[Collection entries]
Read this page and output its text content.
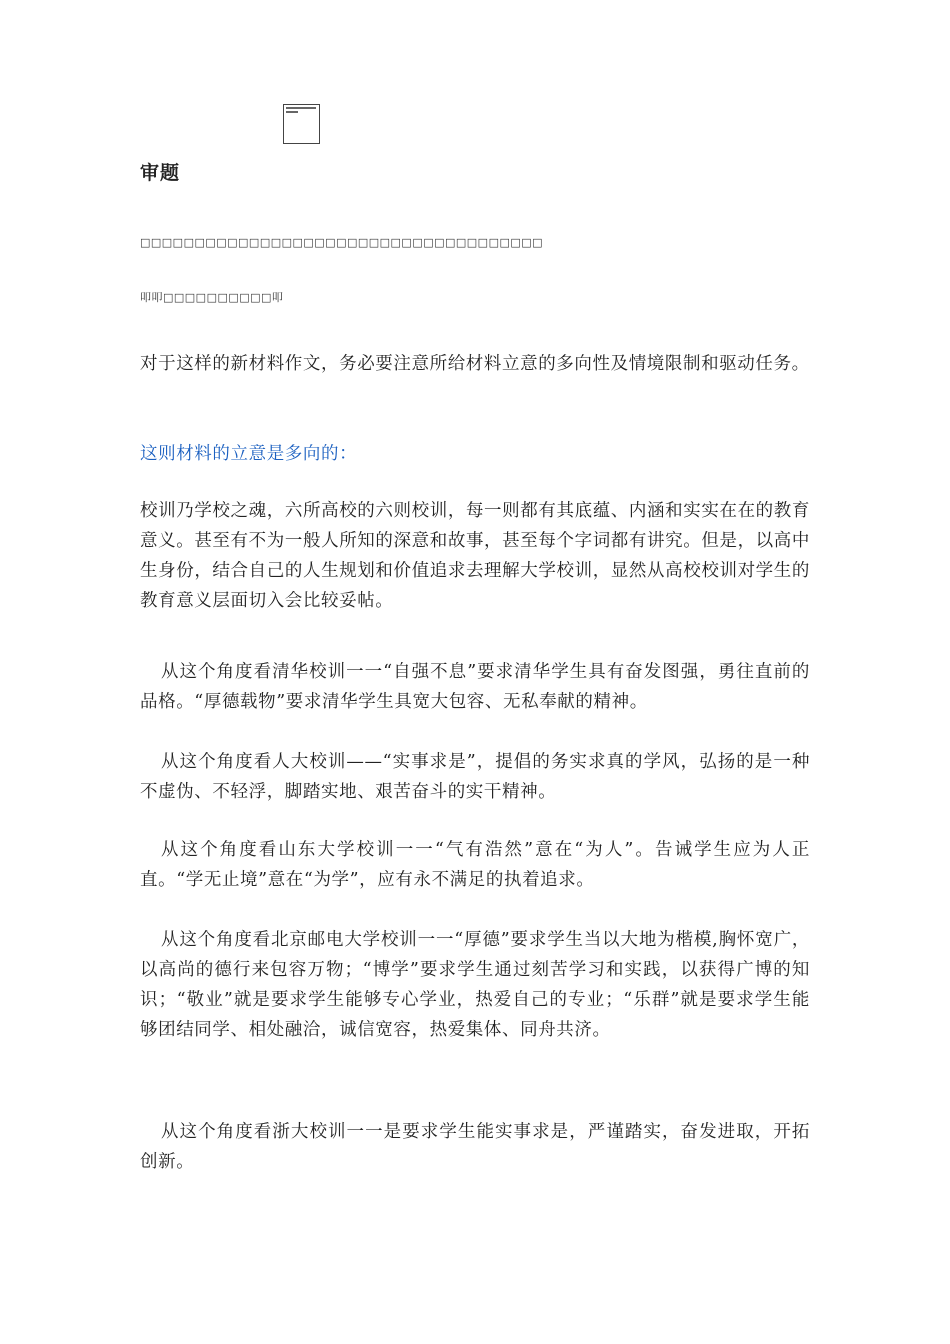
审题
□□□□□□□□□□□□□□□□□□□□□□□□□□□□□□□□□□□□□
叩叩□□□□□□□□□□叩

对于这样的新材料作文，务必要注意所给材料立意的多向性及情境限制和驱动任务。

这则材料的立意是多向的：

校训乃学校之魂，六所高校的六则校训，每一则都有其底蕴、内涵和实实在在的教育意义。甚至有不为一般人所知的深意和故事，甚至每个字词都有讲究。但是，以高中生身份，结合自己的人生规划和价值追求去理解大学校训，显然从高校校训对学生的教育意义层面切入会比较妥帖。

从这个角度看清华校训一一“自强不息”要求清华学生具有奋发图强，勇往直前的品格。“厚德载物”要求清华学生具宽大包容、无私奉献的精神。

从这个角度看人大校训——“实事求是”，提倡的务实求真的学风，弘扬的是一种不虚伪、不轻浮，脚踏实地、艰苦奋斗的实干精神。

从这个角度看山东大学校训一一“气有浩然”意在“为人”。告诫学生应为人正直。“学无止境”意在“为学”，应有永不满足的执着追求。

从这个角度看北京邮电大学校训一一“厚德”要求学生当以大地为楷模,胸怀宽广，以高尚的德行来包容万物；“博学”要求学生通过刻苦学习和实践，以获得广博的知识；“敬业”就是要求学生能够专心学业，热爱自己的专业；“乐群”就是要求学生能够团结同学、相处融洽，诚信宽容，热爱集体、同舟共济。

从这个角度看浙大校训一一是要求学生能实事求是，严谨踏实，奋发进取，开拓创新。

● What the task requires: Quote the material exactly. Pictures stay out.

● Result of the task:
Read this page and output its text content.
审题
□□□□□□□□□□□□□□□□□□□□□□□□□□□□□□□□□□□□□
叩叩□□□□□□□□□□叩

对于这样的新材料作文，务必要注意所给材料立意的多向性及情境限制和驱动任务。

这则材料的立意是多向的：

校训乃学校之魂，六所高校的六则校训，每一则都有其底蕴、内涵和实实在在的教育意义。甚至有不为一般人所知的深意和故事，甚至每个字词都有讲究。但是，以高中生身份，结合自己的人生规划和价值追求去理解大学校训，显然从高校校训对学生的教育意义层面切入会比较妥帖。

从这个角度看清华校训一一“自强不息”要求清华学生具有奋发图强，勇往直前的品格。“厚德载物”要求清华学生具宽大包容、无私奉献的精神。

从这个角度看人大校训——“实事求是”，提倡的务实求真的学风，弘扬的是一种不虚伪、不轻浮，脚踏实地、艰苦奋斗的实干精神。

从这个角度看山东大学校训一一“气有浩然”意在“为人”。告诫学生应为人正直。“学无止境”意在“为学”，应有永不满足的执着追求。

从这个角度看北京邮电大学校训一一“厚德”要求学生当以大地为楷模,胸怀宽广，以高尚的德行来包容万物；“博学”要求学生通过刻苦学习和实践，以获得广博的知识；“敬业”就是要求学生能够专心学业，热爱自己的专业；“乐群”就是要求学生能够团结同学、相处融洽，诚信宽容，热爱集体、同舟共济。

从这个角度看浙大校训一一是要求学生能实事求是，严谨踏实，奋发进取，开拓创新。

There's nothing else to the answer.